_Task to carry out_. Extract each line holding the word "icon" from the entries.
___ Exercise material
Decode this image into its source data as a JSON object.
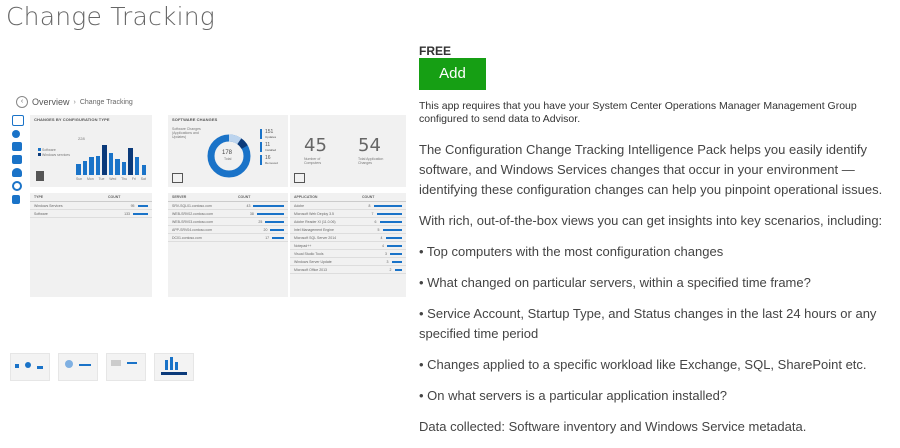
{
  "page": {
    "title": "Change Tracking"
  },
  "preview": {
    "nav": {
      "back_label": "Overview",
      "separator": "›",
      "current": "Change Tracking"
    },
    "tile1": {
      "title": "CHANGES BY CONFIGURATION TYPE",
      "total": "228",
      "legend": [
        "Software",
        "Windows services"
      ],
      "days": [
        "Sun",
        "Mon",
        "Tue",
        "Wed",
        "Thu",
        "Fri",
        "Sat"
      ],
      "bars": [
        0.35,
        0.45,
        0.55,
        0.6,
        0.95,
        0.7,
        0.5,
        0.4,
        0.85,
        0.55,
        0.3
      ],
      "table_head": [
        "TYPE",
        "COUNT"
      ],
      "rows": [
        {
          "name": "Windows Services",
          "count": "95",
          "bar": 0.35
        },
        {
          "name": "Software",
          "count": "133",
          "bar": 0.5
        }
      ]
    },
    "tile2": {
      "title": "SOFTWARE CHANGES",
      "caption": "Software Changes (Applications and Updates)",
      "donut_value": "178",
      "donut_label": "Total",
      "side_stats": [
        {
          "value": "151",
          "label": "Updates"
        },
        {
          "value": "11",
          "label": "Installed"
        },
        {
          "value": "16",
          "label": "Removed"
        }
      ],
      "table_head": [
        "SERVER",
        "COUNT"
      ],
      "rows": [
        {
          "name": "SRV-SQL01.contoso.com",
          "count": "43",
          "bar": 0.9
        },
        {
          "name": "WEB-SRV02.contoso.com",
          "count": "38",
          "bar": 0.8
        },
        {
          "name": "WEB-SRV03.contoso.com",
          "count": "25",
          "bar": 0.55
        },
        {
          "name": "APP-SRV04.contoso.com",
          "count": "20",
          "bar": 0.4
        },
        {
          "name": "DC01.contoso.com",
          "count": "17",
          "bar": 0.35
        }
      ]
    },
    "tile3": {
      "stat1_value": "45",
      "stat1_label": "Number of Computers",
      "stat2_value": "54",
      "stat2_label": "Total Application Changes",
      "table_head": [
        "APPLICATION",
        "COUNT"
      ],
      "rows": [
        {
          "name": "Adobe",
          "count": "8",
          "bar": 0.95
        },
        {
          "name": "Microsoft Web Deploy 3.5",
          "count": "7",
          "bar": 0.85
        },
        {
          "name": "Adobe Reader XI (11.0.06)",
          "count": "6",
          "bar": 0.75
        },
        {
          "name": "Intel Management Engine",
          "count": "5",
          "bar": 0.65
        },
        {
          "name": "Microsoft SQL Server 2014",
          "count": "4",
          "bar": 0.55
        },
        {
          "name": "Notepad++",
          "count": "4",
          "bar": 0.5
        },
        {
          "name": "Visual Studio Tools",
          "count": "3",
          "bar": 0.4
        },
        {
          "name": "Windows Server Update",
          "count": "3",
          "bar": 0.35
        },
        {
          "name": "Microsoft Office 2013",
          "count": "2",
          "bar": 0.25
        }
      ]
    }
  },
  "details": {
    "price": "FREE",
    "add_label": "Add",
    "requirement": "This app requires that you have your System Center Operations Manager Management Group configured to send data to Advisor.",
    "paragraphs": [
      "The Configuration Change Tracking Intelligence Pack helps you easily identify software, and Windows Services changes that occur in your environment — identifying these configuration changes can help you pinpoint operational issues.",
      "With rich, out-of-the-box views you can get insights into key scenarios, including:",
      "• Top computers with the most configuration changes",
      "• What changed on particular servers, within a specified time frame?",
      "• Service Account, Startup Type, and Status changes in the last 24 hours or any specified time period",
      "• Changes applied to a specific workload like Exchange, SQL, SharePoint etc.",
      "• On what servers is a particular application installed?",
      "Data collected: Software inventory and Windows Service metadata."
    ]
  },
  "colors": {
    "accent": "#1a73c8",
    "add_button": "#169f14",
    "title": "#666666"
  }
}
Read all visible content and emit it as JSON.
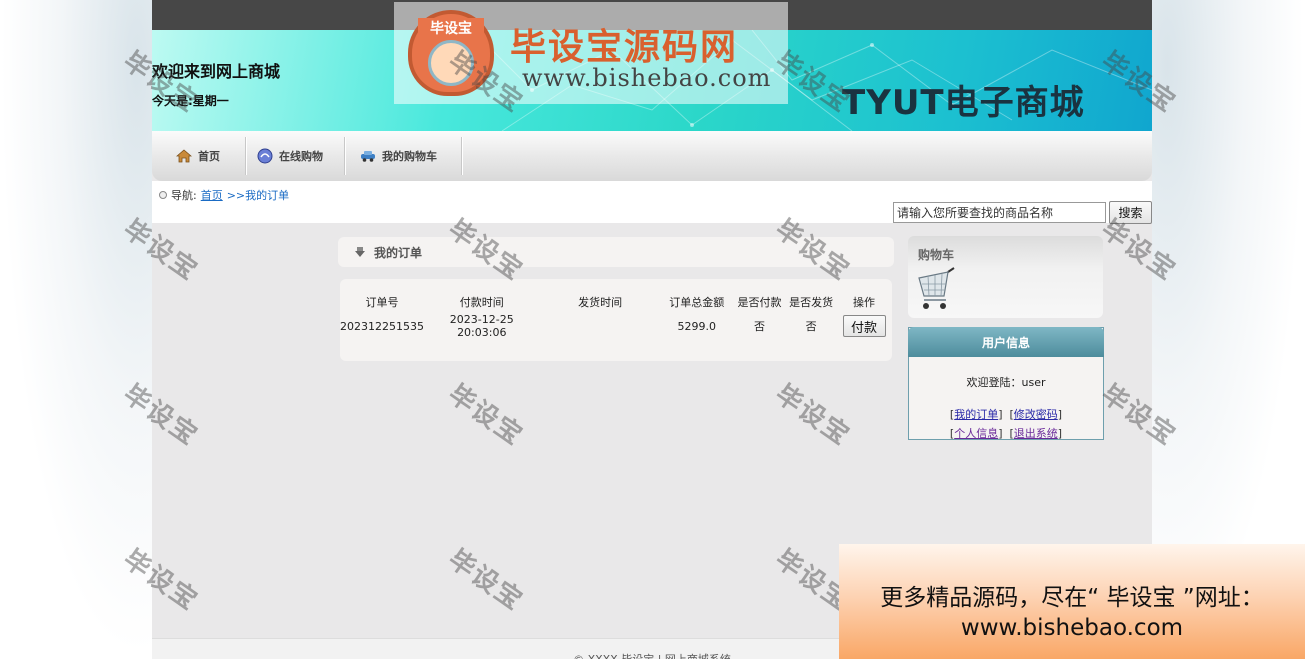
{
  "header": {
    "welcome": "欢迎来到网上商城",
    "today": "今天是:星期一",
    "store_title": "TYUT电子商城"
  },
  "logo": {
    "emblem_text": "毕设宝",
    "title": "毕设宝源码网",
    "url": "www.bishebao.com"
  },
  "nav": {
    "items": [
      {
        "label": "首页",
        "icon": "home-icon"
      },
      {
        "label": "在线购物",
        "icon": "shopping-icon"
      },
      {
        "label": "我的购物车",
        "icon": "car-icon"
      }
    ]
  },
  "breadcrumb": {
    "prefix": "导航:",
    "home": "首页",
    "current": ">>我的订单"
  },
  "search": {
    "value": "请输入您所要查找的商品名称",
    "button": "搜索"
  },
  "orders": {
    "title": "我的订单",
    "columns": [
      "订单号",
      "付款时间",
      "发货时间",
      "订单总金额",
      "是否付款",
      "是否发货",
      "操作"
    ],
    "rows": [
      {
        "order_no": "202312251535",
        "pay_time": "2023-12-25 20:03:06",
        "ship_time": "",
        "total": "5299.0",
        "paid": "否",
        "shipped": "否",
        "action": "付款"
      }
    ]
  },
  "cart": {
    "title": "购物车",
    "icon": "shopping-cart-icon"
  },
  "user_info": {
    "title": "用户信息",
    "welcome": "欢迎登陆：user",
    "links": [
      "我的订单",
      "修改密码",
      "个人信息",
      "退出系统"
    ]
  },
  "footer": {
    "text": "© XXXX 毕设宝 | 网上商城系统"
  },
  "watermark": "毕设宝",
  "promo": {
    "line1": "更多精品源码，尽在“ 毕设宝 ”网址：",
    "line2": "www.bishebao.com"
  },
  "colors": {
    "topbar": "#474747",
    "user_head": "#4d8c9c",
    "link": "#1a6bc4",
    "logo_orange": "#d9602e"
  }
}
______
_Final answer_.
        "icon": "home-icon"
        "icon": "shopping-icon"
        "icon": "car-icon"
    "icon": "shopping-cart-icon"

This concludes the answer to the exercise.